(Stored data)
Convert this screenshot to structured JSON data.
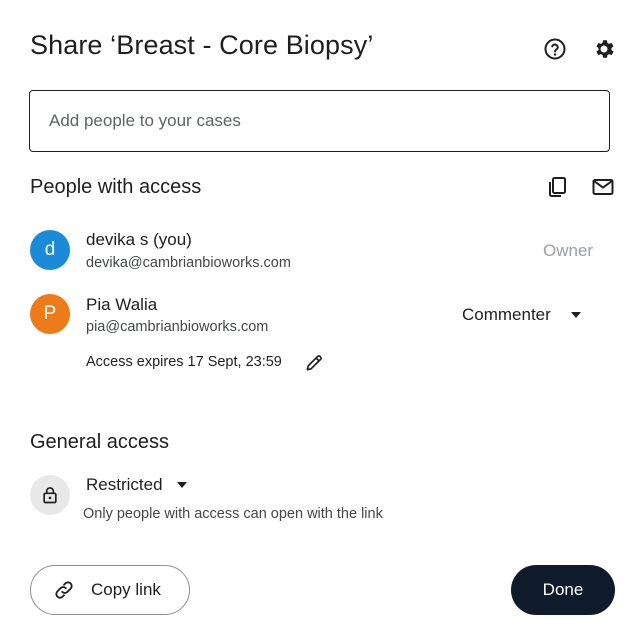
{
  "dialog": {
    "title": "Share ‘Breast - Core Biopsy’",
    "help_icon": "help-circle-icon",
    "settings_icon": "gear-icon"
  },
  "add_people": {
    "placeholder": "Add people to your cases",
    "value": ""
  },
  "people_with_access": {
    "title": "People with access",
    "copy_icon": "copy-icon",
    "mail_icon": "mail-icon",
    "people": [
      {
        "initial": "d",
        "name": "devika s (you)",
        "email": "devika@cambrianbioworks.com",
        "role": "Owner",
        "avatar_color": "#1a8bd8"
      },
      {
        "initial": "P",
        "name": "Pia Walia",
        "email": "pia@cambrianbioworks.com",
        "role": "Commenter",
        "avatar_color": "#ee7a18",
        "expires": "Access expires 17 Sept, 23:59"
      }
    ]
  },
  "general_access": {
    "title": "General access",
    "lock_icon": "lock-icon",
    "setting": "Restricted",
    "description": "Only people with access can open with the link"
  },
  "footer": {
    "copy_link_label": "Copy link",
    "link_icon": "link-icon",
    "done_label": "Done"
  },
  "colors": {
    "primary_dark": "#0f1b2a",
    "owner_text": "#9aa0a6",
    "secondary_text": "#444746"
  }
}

Brief — Your task is to repeat the material above exactly, without its pictures.

Response below —
Convert this screenshot to structured JSON data.
{
  "dialog": {
    "title": "Share ‘Breast - Core Biopsy’",
    "help_icon": "help-circle-icon",
    "settings_icon": "gear-icon"
  },
  "add_people": {
    "placeholder": "Add people to your cases",
    "value": ""
  },
  "people_with_access": {
    "title": "People with access",
    "copy_icon": "copy-icon",
    "mail_icon": "mail-icon",
    "people": [
      {
        "initial": "d",
        "name": "devika s (you)",
        "email": "devika@cambrianbioworks.com",
        "role": "Owner",
        "avatar_color": "#1a8bd8"
      },
      {
        "initial": "P",
        "name": "Pia Walia",
        "email": "pia@cambrianbioworks.com",
        "role": "Commenter",
        "avatar_color": "#ee7a18",
        "expires": "Access expires 17 Sept, 23:59"
      }
    ]
  },
  "general_access": {
    "title": "General access",
    "lock_icon": "lock-icon",
    "setting": "Restricted",
    "description": "Only people with access can open with the link"
  },
  "footer": {
    "copy_link_label": "Copy link",
    "link_icon": "link-icon",
    "done_label": "Done"
  },
  "colors": {
    "primary_dark": "#0f1b2a",
    "owner_text": "#9aa0a6",
    "secondary_text": "#444746"
  }
}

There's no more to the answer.